### RECORDS TO PROCESS
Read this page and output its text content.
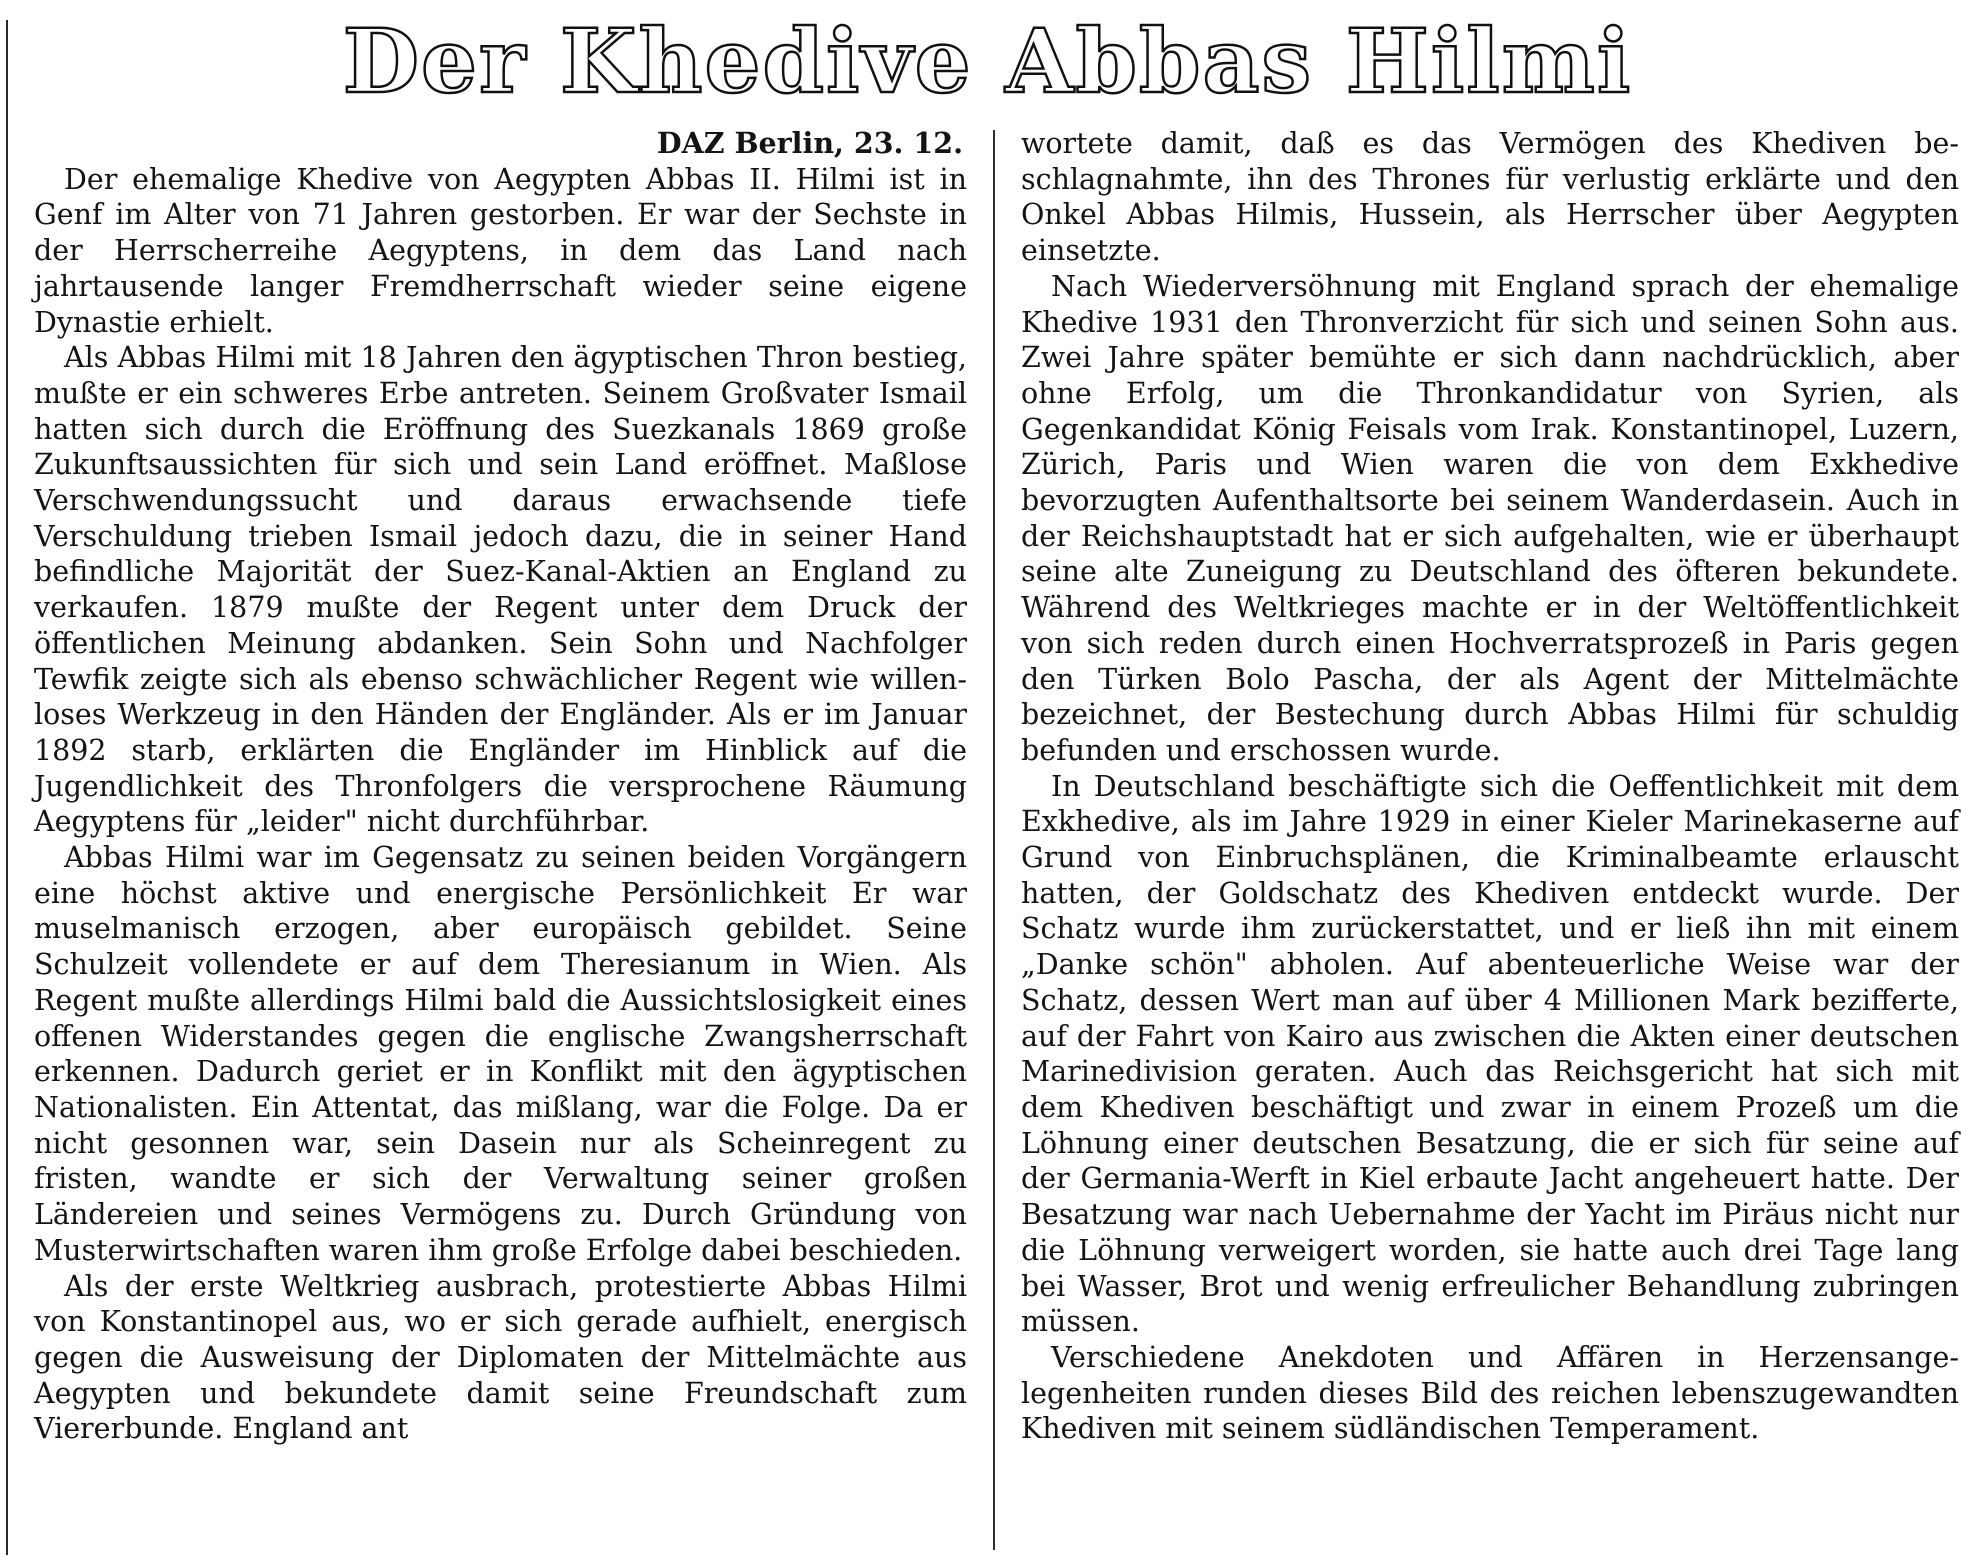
Der Khedive Abbas Hilmi
DAZ Berlin, 23. 12.

Der ehemalige Khedive von Aegypten Abbas II. Hilmi ist in Genf im Alter von 71 Jahren gestorben. Er war der Sechste in der Herrscherreihe Aegyptens, in dem das Land nach jahrtausende langer Fremdherrschaft wieder seine eigene Dynastie erhielt.

Als Abbas Hilmi mit 18 Jahren den ägyptischen Thron bestieg, mußte er ein schweres Erbe antreten. Seinem Großvater Ismail hatten sich durch die Eröffnung des Suezkanals 1869 große Zukunftsaussichten für sich und sein Land eröffnet. Maßlose Verschwendungssucht und daraus erwachsende tiefe Verschuldung trieben Ismail jedoch dazu, die in seiner Hand befindliche Majorität der Suez-Kanal-Aktien an England zu verkaufen. 1879 mußte der Regent unter dem Druck der öffentlichen Meinung abdanken. Sein Sohn und Nachfolger Tewfik zeigte sich als ebenso schwächlicher Regent wie willenloses Werkzeug in den Händen der Engländer. Als er im Januar 1892 starb, erklärten die Engländer im Hinblick auf die Jugendlichkeit des Thronfolgers die versprochene Räumung Aegyptens für „leider" nicht durchführbar.

Abbas Hilmi war im Gegensatz zu seinen beiden Vorgängern eine höchst aktive und energische Persönlichkeit Er war muselmanisch erzogen, aber europäisch gebildet. Seine Schulzeit vollendete er auf dem Theresianum in Wien. Als Regent mußte allerdings Hilmi bald die Aussichtslosigkeit eines offenen Widerstandes gegen die englische Zwangsherrschaft erkennen. Dadurch geriet er in Konflikt mit den ägyptischen Nationalisten. Ein Attentat, das mißlang, war die Folge. Da er nicht gesonnen war, sein Dasein nur als Scheinregent zu fristen, wandte er sich der Verwaltung seiner großen Ländereien und seines Vermögens zu. Durch Gründung von Musterwirtschaften waren ihm große Erfolge dabei beschieden.

Als der erste Weltkrieg ausbrach, protestierte Abbas Hilmi von Konstantinopel aus, wo er sich gerade aufhielt, energisch gegen die Ausweisung der Diplomaten der Mittelmächte aus Aegypten und bekundete damit seine Freundschaft zum Viererbunde. England ant

wortete damit, daß es das Vermögen des Khediven beschlagnahmte, ihn des Thrones für verlustig erklärte und den Onkel Abbas Hilmis, Hussein, als Herrscher über Aegypten einsetzte.

Nach Wiederversöhnung mit England sprach der ehemalige Khedive 1931 den Thronverzicht für sich und seinen Sohn aus. Zwei Jahre später bemühte er sich dann nachdrücklich, aber ohne Erfolg, um die Thronkandidatur von Syrien, als Gegenkandidat König Feisals vom Irak. Konstantinopel, Luzern, Zürich, Paris und Wien waren die von dem Exkhedive bevorzugten Aufenthaltsorte bei seinem Wanderdasein. Auch in der Reichshauptstadt hat er sich aufgehalten, wie er überhaupt seine alte Zuneigung zu Deutschland des öfteren bekundete. Während des Weltkrieges machte er in der Weltöffentlichkeit von sich reden durch einen Hochverratsprozeß in Paris gegen den Türken Bolo Pascha, der als Agent der Mittelmächte bezeichnet, der Bestechung durch Abbas Hilmi für schuldig befunden und erschossen wurde.

In Deutschland beschäftigte sich die Oeffentlichkeit mit dem Exkhedive, als im Jahre 1929 in einer Kieler Marinekaserne auf Grund von Einbruchsplänen, die Kriminalbeamte erlauscht hatten, der Goldschatz des Khediven entdeckt wurde. Der Schatz wurde ihm zurückerstattet, und er ließ ihn mit einem „Danke schön" abholen. Auf abenteuerliche Weise war der Schatz, dessen Wert man auf über 4 Millionen Mark bezifferte, auf der Fahrt von Kairo aus zwischen die Akten einer deutschen Marinedivision geraten. Auch das Reichsgericht hat sich mit dem Khediven beschäftigt und zwar in einem Prozeß um die Löhnung einer deutschen Besatzung, die er sich für seine auf der Germania-Werft in Kiel erbaute Jacht angeheuert hatte. Der Besatzung war nach Uebernahme der Yacht im Piräus nicht nur die Löhnung verweigert worden, sie hatte auch drei Tage lang bei Wasser, Brot und wenig erfreulicher Behandlung zubringen müssen.

Verschiedene Anekdoten und Affären in Herzensangelegenheiten runden dieses Bild des reichen lebenszugewandten Khediven mit seinem südländischen Temperament.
######
**TO BE DONE**
Tell how many lines in the material contain the word "ägyptischen". Only the number is wanted.

**WRITTEN RESPONSE**
2